"""

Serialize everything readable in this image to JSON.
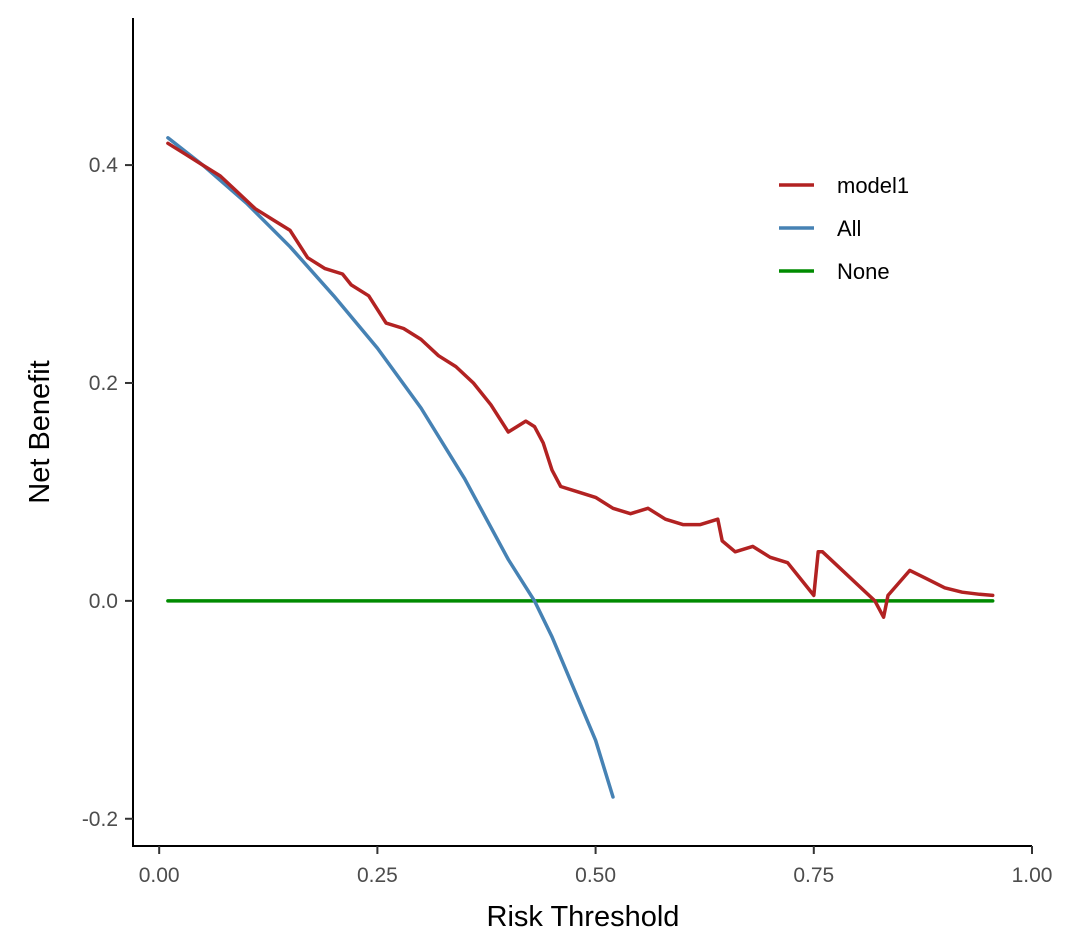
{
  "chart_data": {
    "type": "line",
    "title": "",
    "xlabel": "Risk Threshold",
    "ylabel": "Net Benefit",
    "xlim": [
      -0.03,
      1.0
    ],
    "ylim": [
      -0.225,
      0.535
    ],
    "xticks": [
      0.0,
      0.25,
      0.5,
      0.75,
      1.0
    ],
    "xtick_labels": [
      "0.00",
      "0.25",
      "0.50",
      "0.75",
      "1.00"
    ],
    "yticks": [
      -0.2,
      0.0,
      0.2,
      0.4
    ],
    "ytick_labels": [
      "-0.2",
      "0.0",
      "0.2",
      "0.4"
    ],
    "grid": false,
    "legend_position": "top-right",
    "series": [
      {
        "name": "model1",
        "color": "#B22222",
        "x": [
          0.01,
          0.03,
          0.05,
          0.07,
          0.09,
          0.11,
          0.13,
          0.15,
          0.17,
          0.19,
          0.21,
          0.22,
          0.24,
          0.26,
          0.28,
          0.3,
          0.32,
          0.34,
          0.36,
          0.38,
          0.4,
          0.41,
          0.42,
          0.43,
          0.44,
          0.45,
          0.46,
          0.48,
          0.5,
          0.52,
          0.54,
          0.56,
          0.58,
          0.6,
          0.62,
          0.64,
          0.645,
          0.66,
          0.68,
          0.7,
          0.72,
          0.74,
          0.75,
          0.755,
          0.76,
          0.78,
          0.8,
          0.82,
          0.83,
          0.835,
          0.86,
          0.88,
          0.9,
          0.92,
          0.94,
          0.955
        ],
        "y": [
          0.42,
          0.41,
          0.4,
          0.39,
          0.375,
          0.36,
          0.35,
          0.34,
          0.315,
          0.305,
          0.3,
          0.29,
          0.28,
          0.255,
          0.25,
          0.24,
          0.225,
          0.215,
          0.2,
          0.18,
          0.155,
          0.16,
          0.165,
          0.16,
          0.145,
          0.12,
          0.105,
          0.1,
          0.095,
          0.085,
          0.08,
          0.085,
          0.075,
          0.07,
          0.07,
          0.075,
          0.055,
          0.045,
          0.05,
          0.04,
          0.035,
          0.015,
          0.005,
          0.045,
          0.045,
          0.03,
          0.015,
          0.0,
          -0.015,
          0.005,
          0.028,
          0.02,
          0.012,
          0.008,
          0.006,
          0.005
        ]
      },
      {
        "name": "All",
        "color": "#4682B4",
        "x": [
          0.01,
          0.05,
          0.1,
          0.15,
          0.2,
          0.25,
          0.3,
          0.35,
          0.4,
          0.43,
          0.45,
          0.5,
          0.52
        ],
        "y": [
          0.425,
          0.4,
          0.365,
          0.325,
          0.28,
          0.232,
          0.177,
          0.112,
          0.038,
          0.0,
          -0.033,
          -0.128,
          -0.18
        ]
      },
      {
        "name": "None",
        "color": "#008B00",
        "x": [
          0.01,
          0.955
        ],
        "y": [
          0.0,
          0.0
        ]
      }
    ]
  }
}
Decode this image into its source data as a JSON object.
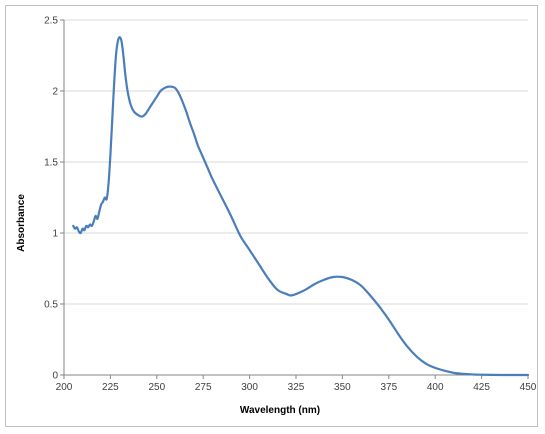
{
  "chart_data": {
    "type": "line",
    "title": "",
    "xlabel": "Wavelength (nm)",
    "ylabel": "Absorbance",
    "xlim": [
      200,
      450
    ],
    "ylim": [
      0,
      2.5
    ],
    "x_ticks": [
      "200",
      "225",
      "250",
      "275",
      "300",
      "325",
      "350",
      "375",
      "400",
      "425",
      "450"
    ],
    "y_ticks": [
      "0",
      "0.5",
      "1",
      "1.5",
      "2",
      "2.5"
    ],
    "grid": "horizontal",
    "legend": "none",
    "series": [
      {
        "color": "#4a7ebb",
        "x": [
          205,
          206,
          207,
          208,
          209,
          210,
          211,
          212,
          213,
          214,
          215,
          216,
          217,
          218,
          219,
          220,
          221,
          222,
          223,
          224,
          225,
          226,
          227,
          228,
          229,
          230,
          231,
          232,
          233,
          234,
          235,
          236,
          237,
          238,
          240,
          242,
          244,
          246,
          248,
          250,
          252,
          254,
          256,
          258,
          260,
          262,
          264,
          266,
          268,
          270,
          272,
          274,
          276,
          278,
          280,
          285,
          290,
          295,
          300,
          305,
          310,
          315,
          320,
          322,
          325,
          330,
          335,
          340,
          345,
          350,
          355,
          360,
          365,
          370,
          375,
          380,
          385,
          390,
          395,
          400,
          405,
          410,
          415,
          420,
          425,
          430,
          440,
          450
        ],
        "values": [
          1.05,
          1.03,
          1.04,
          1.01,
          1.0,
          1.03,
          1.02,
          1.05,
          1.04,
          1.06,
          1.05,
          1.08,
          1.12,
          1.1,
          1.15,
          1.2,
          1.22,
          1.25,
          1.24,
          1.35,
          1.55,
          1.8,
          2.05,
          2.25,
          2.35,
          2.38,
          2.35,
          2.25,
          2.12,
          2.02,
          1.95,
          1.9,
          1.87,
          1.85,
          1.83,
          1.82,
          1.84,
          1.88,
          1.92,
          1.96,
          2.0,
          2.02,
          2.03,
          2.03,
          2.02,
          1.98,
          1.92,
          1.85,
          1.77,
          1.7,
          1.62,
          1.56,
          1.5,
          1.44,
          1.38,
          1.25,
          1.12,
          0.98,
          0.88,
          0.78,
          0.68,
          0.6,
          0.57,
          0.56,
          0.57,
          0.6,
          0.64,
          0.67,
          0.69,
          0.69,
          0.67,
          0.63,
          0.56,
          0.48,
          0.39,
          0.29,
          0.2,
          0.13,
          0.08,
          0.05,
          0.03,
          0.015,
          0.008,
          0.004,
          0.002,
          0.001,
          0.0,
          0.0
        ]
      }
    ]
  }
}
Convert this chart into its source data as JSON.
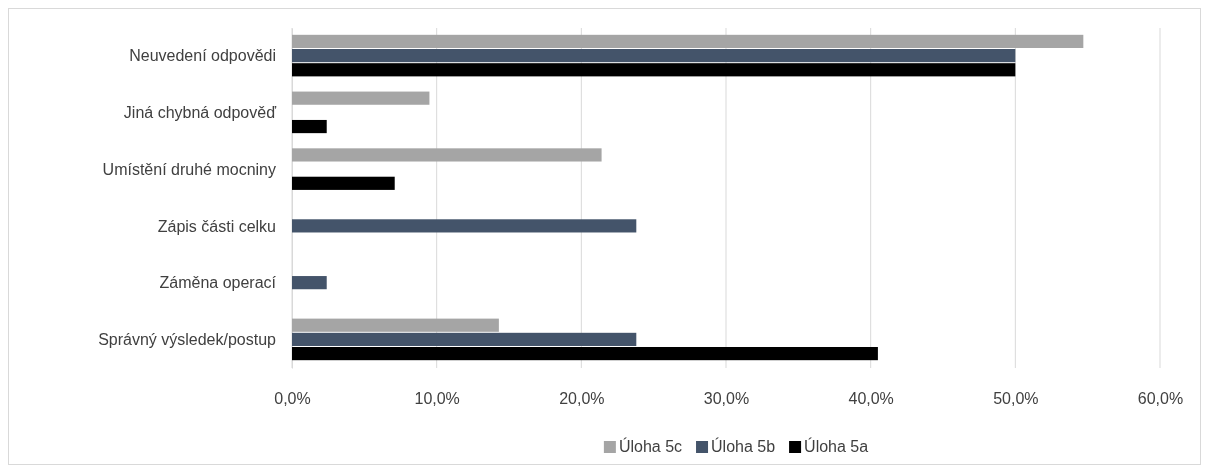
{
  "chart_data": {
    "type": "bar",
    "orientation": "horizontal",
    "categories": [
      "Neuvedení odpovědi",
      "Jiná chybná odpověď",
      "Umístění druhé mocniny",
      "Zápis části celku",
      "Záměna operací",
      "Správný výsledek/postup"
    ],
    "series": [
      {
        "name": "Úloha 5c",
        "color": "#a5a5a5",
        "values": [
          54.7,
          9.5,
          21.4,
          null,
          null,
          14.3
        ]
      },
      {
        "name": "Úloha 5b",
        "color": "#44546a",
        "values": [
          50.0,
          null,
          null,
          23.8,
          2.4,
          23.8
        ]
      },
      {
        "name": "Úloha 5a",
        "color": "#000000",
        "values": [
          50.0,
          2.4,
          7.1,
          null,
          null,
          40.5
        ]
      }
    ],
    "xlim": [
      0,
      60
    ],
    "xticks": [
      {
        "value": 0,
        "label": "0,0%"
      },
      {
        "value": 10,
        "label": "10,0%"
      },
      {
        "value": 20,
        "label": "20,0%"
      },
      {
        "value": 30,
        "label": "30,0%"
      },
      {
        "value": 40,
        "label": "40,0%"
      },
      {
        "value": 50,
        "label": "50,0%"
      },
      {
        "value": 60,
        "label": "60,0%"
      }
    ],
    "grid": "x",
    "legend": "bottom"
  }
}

"""

### WRITTEN TASK
Copy out all the records exactly, excluding pictures.

### OUTPUT
Serialize everything readable in this image to JSON.
{
  "chart_data": {
    "type": "line",
    "title": "",
    "xlabel": "Risk Threshold",
    "ylabel": "Net Benefit",
    "xlim": [
      -0.03,
      1.0
    ],
    "ylim": [
      -0.225,
      0.535
    ],
    "xticks": [
      0.0,
      0.25,
      0.5,
      0.75,
      1.0
    ],
    "xtick_labels": [
      "0.00",
      "0.25",
      "0.50",
      "0.75",
      "1.00"
    ],
    "yticks": [
      -0.2,
      0.0,
      0.2,
      0.4
    ],
    "ytick_labels": [
      "-0.2",
      "0.0",
      "0.2",
      "0.4"
    ],
    "grid": false,
    "legend_position": "top-right",
    "series": [
      {
        "name": "model1",
        "color": "#B22222",
        "x": [
          0.01,
          0.03,
          0.05,
          0.07,
          0.09,
          0.11,
          0.13,
          0.15,
          0.17,
          0.19,
          0.21,
          0.22,
          0.24,
          0.26,
          0.28,
          0.3,
          0.32,
          0.34,
          0.36,
          0.38,
          0.4,
          0.41,
          0.42,
          0.43,
          0.44,
          0.45,
          0.46,
          0.48,
          0.5,
          0.52,
          0.54,
          0.56,
          0.58,
          0.6,
          0.62,
          0.64,
          0.645,
          0.66,
          0.68,
          0.7,
          0.72,
          0.74,
          0.75,
          0.755,
          0.76,
          0.78,
          0.8,
          0.82,
          0.83,
          0.835,
          0.86,
          0.88,
          0.9,
          0.92,
          0.94,
          0.955
        ],
        "y": [
          0.42,
          0.41,
          0.4,
          0.39,
          0.375,
          0.36,
          0.35,
          0.34,
          0.315,
          0.305,
          0.3,
          0.29,
          0.28,
          0.255,
          0.25,
          0.24,
          0.225,
          0.215,
          0.2,
          0.18,
          0.155,
          0.16,
          0.165,
          0.16,
          0.145,
          0.12,
          0.105,
          0.1,
          0.095,
          0.085,
          0.08,
          0.085,
          0.075,
          0.07,
          0.07,
          0.075,
          0.055,
          0.045,
          0.05,
          0.04,
          0.035,
          0.015,
          0.005,
          0.045,
          0.045,
          0.03,
          0.015,
          0.0,
          -0.015,
          0.005,
          0.028,
          0.02,
          0.012,
          0.008,
          0.006,
          0.005
        ]
      },
      {
        "name": "All",
        "color": "#4682B4",
        "x": [
          0.01,
          0.05,
          0.1,
          0.15,
          0.2,
          0.25,
          0.3,
          0.35,
          0.4,
          0.43,
          0.45,
          0.5,
          0.52
        ],
        "y": [
          0.425,
          0.4,
          0.365,
          0.325,
          0.28,
          0.232,
          0.177,
          0.112,
          0.038,
          0.0,
          -0.033,
          -0.128,
          -0.18
        ]
      },
      {
        "name": "None",
        "color": "#008B00",
        "x": [
          0.01,
          0.955
        ],
        "y": [
          0.0,
          0.0
        ]
      }
    ]
  }
}
Decode this image into its source data as a JSON object.
{
  "chart_data": {
    "type": "line",
    "title": "",
    "xlabel": "Wavelength (nm)",
    "ylabel": "Absorbance",
    "xlim": [
      200,
      450
    ],
    "ylim": [
      0,
      2.5
    ],
    "x_ticks": [
      "200",
      "225",
      "250",
      "275",
      "300",
      "325",
      "350",
      "375",
      "400",
      "425",
      "450"
    ],
    "y_ticks": [
      "0",
      "0.5",
      "1",
      "1.5",
      "2",
      "2.5"
    ],
    "grid": "horizontal",
    "legend": "none",
    "series": [
      {
        "color": "#4a7ebb",
        "x": [
          205,
          206,
          207,
          208,
          209,
          210,
          211,
          212,
          213,
          214,
          215,
          216,
          217,
          218,
          219,
          220,
          221,
          222,
          223,
          224,
          225,
          226,
          227,
          228,
          229,
          230,
          231,
          232,
          233,
          234,
          235,
          236,
          237,
          238,
          240,
          242,
          244,
          246,
          248,
          250,
          252,
          254,
          256,
          258,
          260,
          262,
          264,
          266,
          268,
          270,
          272,
          274,
          276,
          278,
          280,
          285,
          290,
          295,
          300,
          305,
          310,
          315,
          320,
          322,
          325,
          330,
          335,
          340,
          345,
          350,
          355,
          360,
          365,
          370,
          375,
          380,
          385,
          390,
          395,
          400,
          405,
          410,
          415,
          420,
          425,
          430,
          440,
          450
        ],
        "values": [
          1.05,
          1.03,
          1.04,
          1.01,
          1.0,
          1.03,
          1.02,
          1.05,
          1.04,
          1.06,
          1.05,
          1.08,
          1.12,
          1.1,
          1.15,
          1.2,
          1.22,
          1.25,
          1.24,
          1.35,
          1.55,
          1.8,
          2.05,
          2.25,
          2.35,
          2.38,
          2.35,
          2.25,
          2.12,
          2.02,
          1.95,
          1.9,
          1.87,
          1.85,
          1.83,
          1.82,
          1.84,
          1.88,
          1.92,
          1.96,
          2.0,
          2.02,
          2.03,
          2.03,
          2.02,
          1.98,
          1.92,
          1.85,
          1.77,
          1.7,
          1.62,
          1.56,
          1.5,
          1.44,
          1.38,
          1.25,
          1.12,
          0.98,
          0.88,
          0.78,
          0.68,
          0.6,
          0.57,
          0.56,
          0.57,
          0.6,
          0.64,
          0.67,
          0.69,
          0.69,
          0.67,
          0.63,
          0.56,
          0.48,
          0.39,
          0.29,
          0.2,
          0.13,
          0.08,
          0.05,
          0.03,
          0.015,
          0.008,
          0.004,
          0.002,
          0.001,
          0.0,
          0.0
        ]
      }
    ]
  }
}
Convert this chart into its source data as JSON.
{
  "chart_data": {
    "type": "bar",
    "orientation": "horizontal",
    "categories": [
      "Neuvedení odpovědi",
      "Jiná chybná odpověď",
      "Umístění druhé mocniny",
      "Zápis části celku",
      "Záměna operací",
      "Správný výsledek/postup"
    ],
    "series": [
      {
        "name": "Úloha 5c",
        "color": "#a5a5a5",
        "values": [
          54.7,
          9.5,
          21.4,
          null,
          null,
          14.3
        ]
      },
      {
        "name": "Úloha 5b",
        "color": "#44546a",
        "values": [
          50.0,
          null,
          null,
          23.8,
          2.4,
          23.8
        ]
      },
      {
        "name": "Úloha 5a",
        "color": "#000000",
        "values": [
          50.0,
          2.4,
          7.1,
          null,
          null,
          40.5
        ]
      }
    ],
    "xlim": [
      0,
      60
    ],
    "xticks": [
      {
        "value": 0,
        "label": "0,0%"
      },
      {
        "value": 10,
        "label": "10,0%"
      },
      {
        "value": 20,
        "label": "20,0%"
      },
      {
        "value": 30,
        "label": "30,0%"
      },
      {
        "value": 40,
        "label": "40,0%"
      },
      {
        "value": 50,
        "label": "50,0%"
      },
      {
        "value": 60,
        "label": "60,0%"
      }
    ],
    "grid": "x",
    "legend": "bottom"
  }
}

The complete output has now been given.